> Task directions
In the copy, keep every record exact and leave out all images.

> Input for this task
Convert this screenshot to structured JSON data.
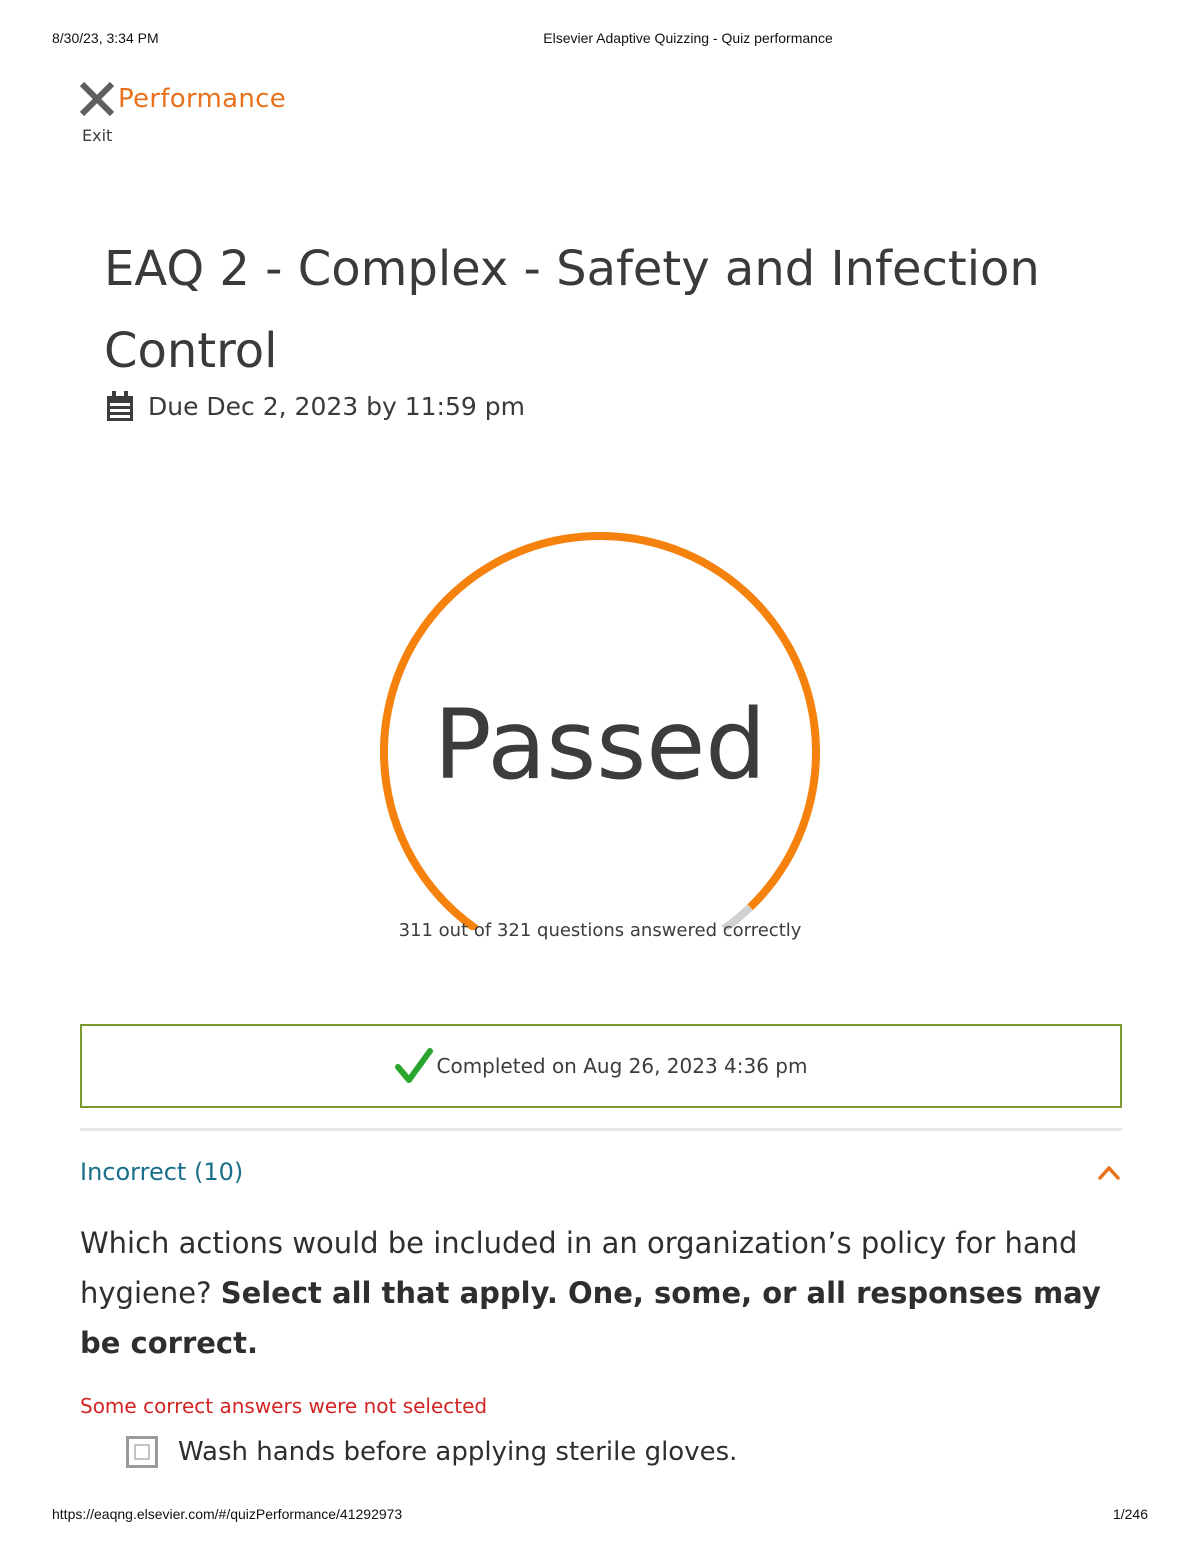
{
  "print_header": {
    "datetime": "8/30/23, 3:34 PM",
    "doc_title": "Elsevier Adaptive Quizzing - Quiz performance"
  },
  "print_footer": {
    "url": "https://eaqng.elsevier.com/#/quizPerformance/41292973",
    "page": "1/246"
  },
  "topbar": {
    "exit_label": "Exit",
    "exit_icon": "close-icon",
    "page_title": "Performance"
  },
  "quiz": {
    "title": "EAQ 2 - Complex - Safety and Infection Control",
    "due": "Due Dec 2, 2023 by 11:59 pm",
    "due_icon": "calendar-icon"
  },
  "result": {
    "status": "Passed",
    "caption": "311 out of 321 questions answered correctly",
    "correct": 311,
    "total": 321
  },
  "completion": {
    "text": "Completed on Aug 26, 2023 4:36 pm",
    "icon": "check-icon"
  },
  "section": {
    "title": "Incorrect (10)",
    "toggle_icon": "chevron-up-icon"
  },
  "question": {
    "prompt": "Which actions would be included in an organization’s policy for hand hygiene?",
    "instruction": "Select all that apply. One, some, or all responses may be correct.",
    "feedback": "Some correct answers were not selected",
    "answers": [
      {
        "text": "Wash hands before applying sterile gloves.",
        "selected": false
      }
    ]
  },
  "colors": {
    "accent_orange": "#f5820d",
    "title_orange": "#e9711c",
    "remaining_gray": "#d1d1d1",
    "success_border": "#7b9a2e",
    "check_green": "#2aa52e",
    "section_teal": "#1a6f8a",
    "error_red": "#d32424"
  }
}
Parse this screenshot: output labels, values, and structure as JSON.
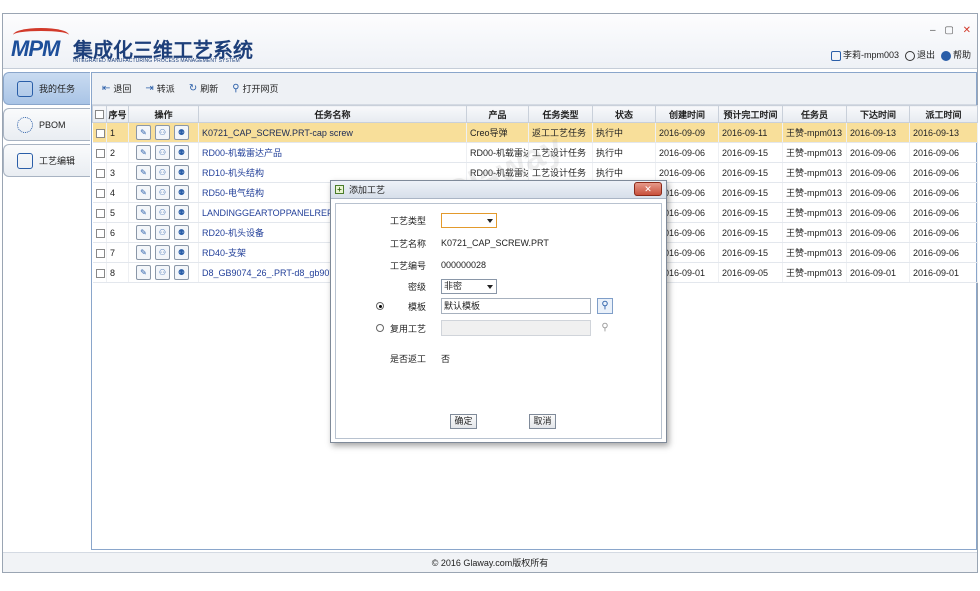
{
  "app": {
    "logo_text": "MPM",
    "title": "集成化三维工艺系统",
    "subtitle": "INTEGRATED MANUFACTURING PROCESS MANAGEMENT SYSTEM",
    "window_controls": [
      "–",
      "▢",
      "✕"
    ],
    "user": "李莉-mpm003",
    "logout": "退出",
    "help": "帮助"
  },
  "sidebar": {
    "items": [
      {
        "label": "我的任务",
        "icon": "task-edit-icon"
      },
      {
        "label": "PBOM",
        "icon": "gear-icon"
      },
      {
        "label": "工艺编辑",
        "icon": "process-edit-icon"
      }
    ]
  },
  "toolbar": {
    "back": "退回",
    "forward": "转派",
    "refresh": "刷新",
    "open_web": "打开网页"
  },
  "table": {
    "headers": [
      "",
      "序号",
      "操作",
      "任务名称",
      "产品",
      "任务类型",
      "状态",
      "创建时间",
      "预计完工时间",
      "任务员",
      "下达时间",
      "派工时间"
    ],
    "rows": [
      {
        "no": "1",
        "name": "K0721_CAP_SCREW.PRT-cap screw",
        "product": "Creo导弹",
        "type": "返工工艺任务",
        "status": "执行中",
        "created": "2016-09-09",
        "due": "2016-09-11",
        "staff": "王赞-mpm013",
        "issued": "2016-09-13",
        "dispatched": "2016-09-13"
      },
      {
        "no": "2",
        "name": "RD00-机载雷达产品",
        "product": "RD00-机载雷达",
        "type": "工艺设计任务",
        "status": "执行中",
        "created": "2016-09-06",
        "due": "2016-09-15",
        "staff": "王赞-mpm013",
        "issued": "2016-09-06",
        "dispatched": "2016-09-06"
      },
      {
        "no": "3",
        "name": "RD10-机头结构",
        "product": "RD00-机载雷达",
        "type": "工艺设计任务",
        "status": "执行中",
        "created": "2016-09-06",
        "due": "2016-09-15",
        "staff": "王赞-mpm013",
        "issued": "2016-09-06",
        "dispatched": "2016-09-06"
      },
      {
        "no": "4",
        "name": "RD50-电气结构",
        "product": "",
        "type": "",
        "status": "",
        "created": "2016-09-06",
        "due": "2016-09-15",
        "staff": "王赞-mpm013",
        "issued": "2016-09-06",
        "dispatched": "2016-09-06"
      },
      {
        "no": "5",
        "name": "LANDINGGEARTOPPANELREF10",
        "product": "",
        "type": "",
        "status": "",
        "created": "2016-09-06",
        "due": "2016-09-15",
        "staff": "王赞-mpm013",
        "issued": "2016-09-06",
        "dispatched": "2016-09-06"
      },
      {
        "no": "6",
        "name": "RD20-机头设备",
        "product": "",
        "type": "",
        "status": "",
        "created": "2016-09-06",
        "due": "2016-09-15",
        "staff": "王赞-mpm013",
        "issued": "2016-09-06",
        "dispatched": "2016-09-06"
      },
      {
        "no": "7",
        "name": "RD40-支架",
        "product": "",
        "type": "",
        "status": "",
        "created": "2016-09-06",
        "due": "2016-09-15",
        "staff": "王赞-mpm013",
        "issued": "2016-09-06",
        "dispatched": "2016-09-06"
      },
      {
        "no": "8",
        "name": "D8_GB9074_26_.PRT-d8_gb9074",
        "product": "",
        "type": "",
        "status": "",
        "created": "2016-09-01",
        "due": "2016-09-05",
        "staff": "王赞-mpm013",
        "issued": "2016-09-01",
        "dispatched": "2016-09-01"
      }
    ]
  },
  "dialog": {
    "title": "添加工艺",
    "close": "✕",
    "type_label": "工艺类型",
    "type_value": "",
    "name_label": "工艺名称",
    "name_value": "K0721_CAP_SCREW.PRT",
    "code_label": "工艺编号",
    "code_value": "000000028",
    "secret_label": "密级",
    "secret_value": "非密",
    "template_label": "模板",
    "template_value": "默认模板",
    "reuse_label": "复用工艺",
    "reuse_value": "",
    "rework_label": "是否返工",
    "rework_value": "否",
    "ok": "确定",
    "cancel": "取消"
  },
  "footer": "© 2016 Glaway.com版权所有",
  "watermark": "Glaway"
}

> Answer to this problem
Convert this screenshot to structured JSON data.
{
  "print_header": {
    "datetime": "8/30/23, 3:34 PM",
    "doc_title": "Elsevier Adaptive Quizzing - Quiz performance"
  },
  "print_footer": {
    "url": "https://eaqng.elsevier.com/#/quizPerformance/41292973",
    "page": "1/246"
  },
  "topbar": {
    "exit_label": "Exit",
    "exit_icon": "close-icon",
    "page_title": "Performance"
  },
  "quiz": {
    "title": "EAQ 2 - Complex - Safety and Infection Control",
    "due": "Due Dec 2, 2023 by 11:59 pm",
    "due_icon": "calendar-icon"
  },
  "result": {
    "status": "Passed",
    "caption": "311 out of 321 questions answered correctly",
    "correct": 311,
    "total": 321
  },
  "completion": {
    "text": "Completed on Aug 26, 2023 4:36 pm",
    "icon": "check-icon"
  },
  "section": {
    "title": "Incorrect (10)",
    "toggle_icon": "chevron-up-icon"
  },
  "question": {
    "prompt": "Which actions would be included in an organization’s policy for hand hygiene?",
    "instruction": "Select all that apply. One, some, or all responses may be correct.",
    "feedback": "Some correct answers were not selected",
    "answers": [
      {
        "text": "Wash hands before applying sterile gloves.",
        "selected": false
      }
    ]
  },
  "colors": {
    "accent_orange": "#f5820d",
    "title_orange": "#e9711c",
    "remaining_gray": "#d1d1d1",
    "success_border": "#7b9a2e",
    "check_green": "#2aa52e",
    "section_teal": "#1a6f8a",
    "error_red": "#d32424"
  }
}
Parse this screenshot: output labels, values, and structure as JSON.
{
  "app": {
    "logo_text": "MPM",
    "title": "集成化三维工艺系统",
    "subtitle": "INTEGRATED MANUFACTURING PROCESS MANAGEMENT SYSTEM",
    "window_controls": [
      "–",
      "▢",
      "✕"
    ],
    "user": "李莉-mpm003",
    "logout": "退出",
    "help": "帮助"
  },
  "sidebar": {
    "items": [
      {
        "label": "我的任务",
        "icon": "task-edit-icon"
      },
      {
        "label": "PBOM",
        "icon": "gear-icon"
      },
      {
        "label": "工艺编辑",
        "icon": "process-edit-icon"
      }
    ]
  },
  "toolbar": {
    "back": "退回",
    "forward": "转派",
    "refresh": "刷新",
    "open_web": "打开网页"
  },
  "table": {
    "headers": [
      "",
      "序号",
      "操作",
      "任务名称",
      "产品",
      "任务类型",
      "状态",
      "创建时间",
      "预计完工时间",
      "任务员",
      "下达时间",
      "派工时间"
    ],
    "rows": [
      {
        "no": "1",
        "name": "K0721_CAP_SCREW.PRT-cap screw",
        "product": "Creo导弹",
        "type": "返工工艺任务",
        "status": "执行中",
        "created": "2016-09-09",
        "due": "2016-09-11",
        "staff": "王赞-mpm013",
        "issued": "2016-09-13",
        "dispatched": "2016-09-13"
      },
      {
        "no": "2",
        "name": "RD00-机载雷达产品",
        "product": "RD00-机载雷达",
        "type": "工艺设计任务",
        "status": "执行中",
        "created": "2016-09-06",
        "due": "2016-09-15",
        "staff": "王赞-mpm013",
        "issued": "2016-09-06",
        "dispatched": "2016-09-06"
      },
      {
        "no": "3",
        "name": "RD10-机头结构",
        "product": "RD00-机载雷达",
        "type": "工艺设计任务",
        "status": "执行中",
        "created": "2016-09-06",
        "due": "2016-09-15",
        "staff": "王赞-mpm013",
        "issued": "2016-09-06",
        "dispatched": "2016-09-06"
      },
      {
        "no": "4",
        "name": "RD50-电气结构",
        "product": "",
        "type": "",
        "status": "",
        "created": "2016-09-06",
        "due": "2016-09-15",
        "staff": "王赞-mpm013",
        "issued": "2016-09-06",
        "dispatched": "2016-09-06"
      },
      {
        "no": "5",
        "name": "LANDINGGEARTOPPANELREF10",
        "product": "",
        "type": "",
        "status": "",
        "created": "2016-09-06",
        "due": "2016-09-15",
        "staff": "王赞-mpm013",
        "issued": "2016-09-06",
        "dispatched": "2016-09-06"
      },
      {
        "no": "6",
        "name": "RD20-机头设备",
        "product": "",
        "type": "",
        "status": "",
        "created": "2016-09-06",
        "due": "2016-09-15",
        "staff": "王赞-mpm013",
        "issued": "2016-09-06",
        "dispatched": "2016-09-06"
      },
      {
        "no": "7",
        "name": "RD40-支架",
        "product": "",
        "type": "",
        "status": "",
        "created": "2016-09-06",
        "due": "2016-09-15",
        "staff": "王赞-mpm013",
        "issued": "2016-09-06",
        "dispatched": "2016-09-06"
      },
      {
        "no": "8",
        "name": "D8_GB9074_26_.PRT-d8_gb9074",
        "product": "",
        "type": "",
        "status": "",
        "created": "2016-09-01",
        "due": "2016-09-05",
        "staff": "王赞-mpm013",
        "issued": "2016-09-01",
        "dispatched": "2016-09-01"
      }
    ]
  },
  "dialog": {
    "title": "添加工艺",
    "close": "✕",
    "type_label": "工艺类型",
    "type_value": "",
    "name_label": "工艺名称",
    "name_value": "K0721_CAP_SCREW.PRT",
    "code_label": "工艺编号",
    "code_value": "000000028",
    "secret_label": "密级",
    "secret_value": "非密",
    "template_label": "模板",
    "template_value": "默认模板",
    "reuse_label": "复用工艺",
    "reuse_value": "",
    "rework_label": "是否返工",
    "rework_value": "否",
    "ok": "确定",
    "cancel": "取消"
  },
  "footer": "© 2016 Glaway.com版权所有",
  "watermark": "Glaway"
}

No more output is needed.